Gather up the lines that contain "xlabel".

==================================================

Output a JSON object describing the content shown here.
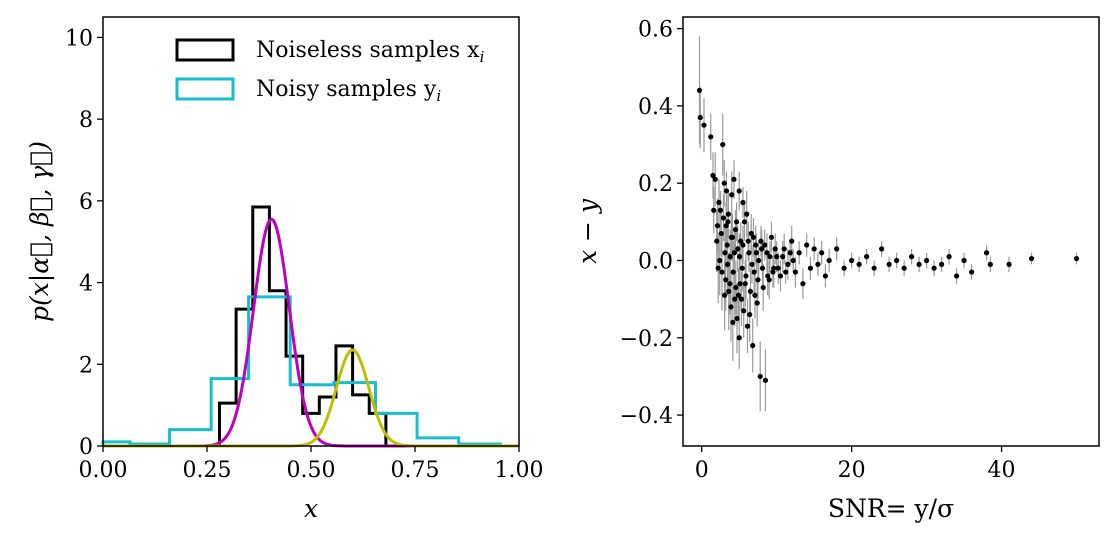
{
  "chart_data": [
    {
      "type": "histogram",
      "xlabel": "x",
      "ylabel": "p(x|α⃗, β⃗, γ⃗)",
      "xlim": [
        0.0,
        1.0
      ],
      "ylim": [
        0,
        10.5
      ],
      "xticks": [
        "0.00",
        "0.25",
        "0.50",
        "0.75",
        "1.00"
      ],
      "xtick_values": [
        0,
        0.25,
        0.5,
        0.75,
        1.0
      ],
      "yticks": [
        "0",
        "2",
        "4",
        "6",
        "8",
        "10"
      ],
      "ytick_values": [
        0,
        2,
        4,
        6,
        8,
        10
      ],
      "legend": {
        "placement": "upper-right",
        "entries": [
          {
            "label": "Noiseless samples x",
            "sub": "i",
            "color": "#000000"
          },
          {
            "label": "Noisy samples y",
            "sub": "i",
            "color": "#17becf"
          }
        ]
      },
      "series": [
        {
          "name": "Noiseless samples",
          "kind": "step-histogram",
          "color": "#000000",
          "edges": [
            0.28,
            0.32,
            0.36,
            0.4,
            0.44,
            0.48,
            0.52,
            0.56,
            0.6,
            0.64,
            0.68,
            0.72
          ],
          "heights": [
            1.05,
            3.35,
            5.85,
            3.8,
            2.2,
            0.8,
            1.2,
            2.45,
            1.25,
            0.8,
            0.0
          ]
        },
        {
          "name": "Noisy samples",
          "kind": "step-histogram",
          "color": "#17becf",
          "edges": [
            0.0,
            0.065,
            0.16,
            0.26,
            0.35,
            0.45,
            0.555,
            0.655,
            0.755,
            0.855,
            0.955,
            1.0
          ],
          "heights": [
            0.1,
            0.05,
            0.4,
            1.65,
            3.65,
            1.5,
            1.55,
            0.8,
            0.2,
            0.05,
            0.0
          ]
        },
        {
          "name": "Gaussian component 1",
          "kind": "gaussian",
          "color": "#bf00bf",
          "mu": 0.405,
          "sigma": 0.043,
          "peak": 5.55
        },
        {
          "name": "Gaussian component 2",
          "kind": "gaussian",
          "color": "#bfbf00",
          "mu": 0.6,
          "sigma": 0.039,
          "peak": 2.35
        }
      ]
    },
    {
      "type": "scatter",
      "xlabel": "SNR= y/σ",
      "ylabel": "x − y",
      "xlim": [
        -2.5,
        53
      ],
      "ylim": [
        -0.48,
        0.63
      ],
      "xticks": [
        "0",
        "20",
        "40"
      ],
      "xtick_values": [
        0,
        20,
        40
      ],
      "yticks": [
        "−0.4",
        "−0.2",
        "0.0",
        "0.2",
        "0.4",
        "0.6"
      ],
      "ytick_values": [
        -0.4,
        -0.2,
        0.0,
        0.2,
        0.4,
        0.6
      ],
      "marker_color": "#000000",
      "errorbar_color": "#999999",
      "points": [
        [
          -0.3,
          0.44,
          0.14
        ],
        [
          -0.2,
          0.37,
          0.08
        ],
        [
          0.3,
          0.35,
          0.07
        ],
        [
          1.2,
          0.32,
          0.06
        ],
        [
          1.5,
          0.22,
          0.06
        ],
        [
          1.8,
          0.21,
          0.07
        ],
        [
          2.3,
          0.15,
          0.06
        ],
        [
          2.5,
          0.13,
          0.05
        ],
        [
          2.8,
          0.3,
          0.08
        ],
        [
          3.0,
          0.2,
          0.06
        ],
        [
          3.3,
          0.18,
          0.05
        ],
        [
          3.5,
          0.1,
          0.07
        ],
        [
          4.0,
          0.17,
          0.06
        ],
        [
          4.3,
          0.21,
          0.05
        ],
        [
          5.0,
          0.18,
          0.05
        ],
        [
          5.5,
          0.15,
          0.04
        ],
        [
          6.0,
          0.12,
          0.06
        ],
        [
          2.0,
          0.05,
          0.08
        ],
        [
          2.2,
          -0.02,
          0.09
        ],
        [
          2.6,
          0.07,
          0.06
        ],
        [
          3.1,
          0.02,
          0.07
        ],
        [
          3.2,
          -0.05,
          0.08
        ],
        [
          3.4,
          0.04,
          0.06
        ],
        [
          3.6,
          -0.08,
          0.1
        ],
        [
          3.8,
          0.01,
          0.07
        ],
        [
          3.9,
          -0.12,
          0.09
        ],
        [
          4.1,
          0.06,
          0.06
        ],
        [
          4.2,
          -0.03,
          0.08
        ],
        [
          4.4,
          -0.1,
          0.07
        ],
        [
          4.5,
          0.08,
          0.05
        ],
        [
          4.7,
          -0.15,
          0.09
        ],
        [
          4.8,
          0.03,
          0.06
        ],
        [
          5.0,
          -0.2,
          0.08
        ],
        [
          5.1,
          -0.06,
          0.07
        ],
        [
          5.2,
          0.05,
          0.05
        ],
        [
          5.4,
          -0.02,
          0.06
        ],
        [
          5.6,
          -0.13,
          0.07
        ],
        [
          5.7,
          0.1,
          0.05
        ],
        [
          5.9,
          -0.04,
          0.06
        ],
        [
          6.1,
          -0.17,
          0.07
        ],
        [
          6.3,
          0.02,
          0.05
        ],
        [
          6.5,
          -0.08,
          0.06
        ],
        [
          6.6,
          0.07,
          0.05
        ],
        [
          6.8,
          -0.22,
          0.07
        ],
        [
          7.0,
          -0.03,
          0.06
        ],
        [
          7.2,
          0.04,
          0.05
        ],
        [
          7.4,
          -0.11,
          0.06
        ],
        [
          7.6,
          0.0,
          0.05
        ],
        [
          7.8,
          -0.3,
          0.09
        ],
        [
          8.0,
          0.03,
          0.05
        ],
        [
          8.2,
          -0.07,
          0.06
        ],
        [
          8.5,
          -0.31,
          0.08
        ],
        [
          8.7,
          0.02,
          0.05
        ],
        [
          9.0,
          -0.05,
          0.05
        ],
        [
          9.3,
          0.06,
          0.04
        ],
        [
          9.6,
          -0.02,
          0.05
        ],
        [
          10.0,
          0.01,
          0.04
        ],
        [
          10.5,
          -0.04,
          0.04
        ],
        [
          11.0,
          0.03,
          0.04
        ],
        [
          11.5,
          -0.01,
          0.04
        ],
        [
          12.0,
          0.05,
          0.04
        ],
        [
          12.5,
          -0.03,
          0.04
        ],
        [
          13.0,
          0.02,
          0.03
        ],
        [
          13.5,
          -0.06,
          0.04
        ],
        [
          14.0,
          0.04,
          0.03
        ],
        [
          14.5,
          -0.02,
          0.03
        ],
        [
          15.0,
          0.03,
          0.03
        ],
        [
          15.5,
          -0.01,
          0.03
        ],
        [
          16.0,
          0.02,
          0.03
        ],
        [
          16.5,
          -0.04,
          0.03
        ],
        [
          17.0,
          0.0,
          0.03
        ],
        [
          18.0,
          0.03,
          0.03
        ],
        [
          19.0,
          -0.02,
          0.02
        ],
        [
          20.0,
          0.0,
          0.02
        ],
        [
          21.0,
          -0.01,
          0.02
        ],
        [
          22.0,
          0.01,
          0.02
        ],
        [
          23.0,
          -0.02,
          0.02
        ],
        [
          24.0,
          0.03,
          0.02
        ],
        [
          25.0,
          -0.01,
          0.02
        ],
        [
          26.0,
          0.0,
          0.02
        ],
        [
          27.0,
          -0.02,
          0.02
        ],
        [
          28.0,
          0.01,
          0.02
        ],
        [
          29.0,
          -0.01,
          0.02
        ],
        [
          30.0,
          0.0,
          0.02
        ],
        [
          31.0,
          -0.02,
          0.02
        ],
        [
          32.0,
          -0.01,
          0.02
        ],
        [
          33.0,
          0.01,
          0.02
        ],
        [
          34.0,
          -0.04,
          0.02
        ],
        [
          35.0,
          0.0,
          0.02
        ],
        [
          36.0,
          -0.03,
          0.02
        ],
        [
          38.0,
          0.02,
          0.02
        ],
        [
          38.5,
          -0.01,
          0.02
        ],
        [
          41.0,
          -0.01,
          0.02
        ],
        [
          44.0,
          0.005,
          0.015
        ],
        [
          50.0,
          0.005,
          0.015
        ],
        [
          1.6,
          0.13,
          0.06
        ],
        [
          2.1,
          0.09,
          0.07
        ],
        [
          2.4,
          0.0,
          0.09
        ],
        [
          2.7,
          -0.03,
          0.1
        ],
        [
          2.9,
          0.11,
          0.06
        ],
        [
          3.05,
          -0.09,
          0.09
        ],
        [
          3.25,
          0.09,
          0.06
        ],
        [
          3.45,
          -0.01,
          0.08
        ],
        [
          3.55,
          0.12,
          0.06
        ],
        [
          3.75,
          -0.06,
          0.08
        ],
        [
          3.95,
          0.06,
          0.06
        ],
        [
          4.15,
          -0.16,
          0.1
        ],
        [
          4.35,
          0.02,
          0.06
        ],
        [
          4.55,
          -0.07,
          0.07
        ],
        [
          4.65,
          0.1,
          0.05
        ],
        [
          4.9,
          -0.09,
          0.07
        ],
        [
          5.05,
          0.01,
          0.06
        ],
        [
          5.3,
          -0.1,
          0.07
        ],
        [
          5.5,
          0.04,
          0.05
        ],
        [
          5.8,
          -0.06,
          0.06
        ],
        [
          6.2,
          0.05,
          0.05
        ],
        [
          6.4,
          -0.14,
          0.07
        ],
        [
          6.7,
          -0.01,
          0.05
        ],
        [
          6.9,
          0.06,
          0.05
        ],
        [
          7.1,
          -0.09,
          0.06
        ],
        [
          7.3,
          0.02,
          0.05
        ],
        [
          7.5,
          -0.05,
          0.05
        ],
        [
          7.9,
          0.05,
          0.04
        ],
        [
          8.1,
          -0.02,
          0.05
        ],
        [
          8.4,
          0.04,
          0.04
        ],
        [
          8.8,
          -0.04,
          0.05
        ],
        [
          9.1,
          0.01,
          0.04
        ],
        [
          9.5,
          -0.03,
          0.04
        ],
        [
          9.8,
          0.03,
          0.04
        ],
        [
          10.2,
          -0.02,
          0.04
        ],
        [
          10.8,
          0.01,
          0.04
        ],
        [
          11.2,
          -0.03,
          0.03
        ],
        [
          11.8,
          0.02,
          0.03
        ],
        [
          12.2,
          0.0,
          0.03
        ]
      ]
    }
  ]
}
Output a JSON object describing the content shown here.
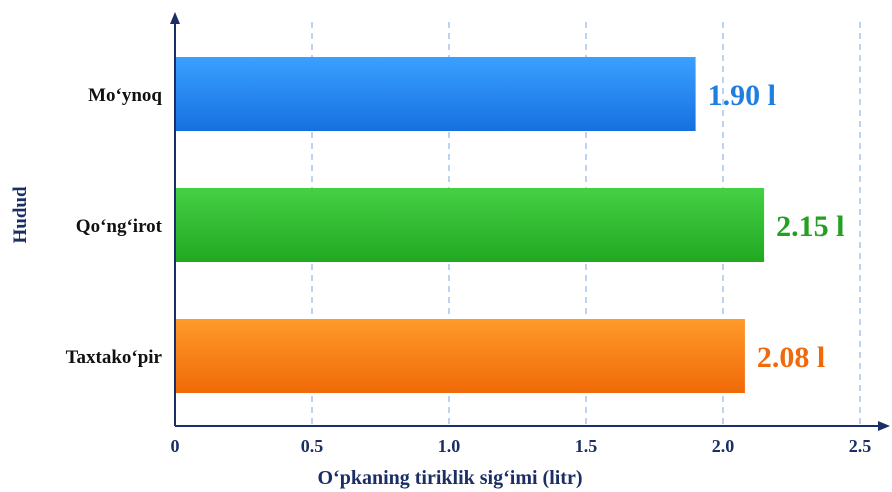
{
  "chart_data": {
    "type": "bar",
    "orientation": "horizontal",
    "title": "",
    "xlabel": "O‘pkaning tiriklik sig‘imi (litr)",
    "ylabel": "Hudud",
    "categories": [
      "Mo‘ynoq",
      "Qo‘ng‘irot",
      "Taxtako‘pir"
    ],
    "values": [
      1.9,
      2.15,
      2.08
    ],
    "value_labels": [
      "1.90 l",
      "2.15 l",
      "2.08 l"
    ],
    "xlim": [
      0,
      2.5
    ],
    "xticks": [
      0,
      0.5,
      1.0,
      1.5,
      2.0,
      2.5
    ],
    "xtick_labels": [
      "0",
      "0.5",
      "1.0",
      "1.5",
      "2.0",
      "2.5"
    ],
    "grid": "vertical dashed",
    "colors": {
      "bars": [
        "#1e88f0",
        "#2fba2f",
        "#f57c10"
      ],
      "labels": [
        "#1f7fe0",
        "#23a023",
        "#ef6a0c"
      ],
      "axis": "#1b2f66",
      "grid": "#8fb8e8"
    }
  }
}
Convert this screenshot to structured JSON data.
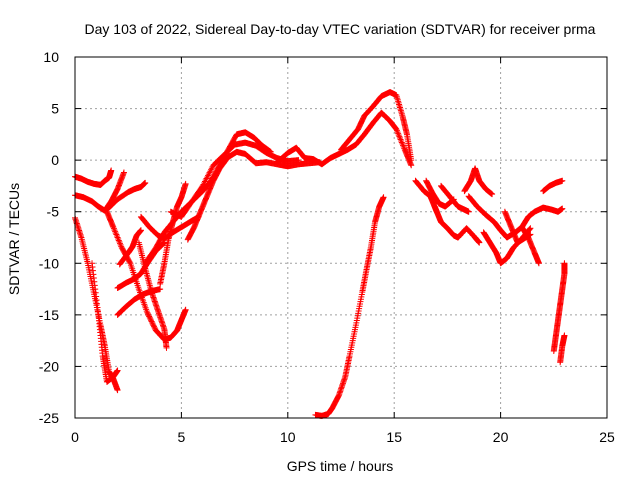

==================================================

**Task response**
      "xlabel": "x",
      "xlabel": "SNR= y/σ",
    "xlabel": "O‘pkaning tiriklik sig‘imi (litr)",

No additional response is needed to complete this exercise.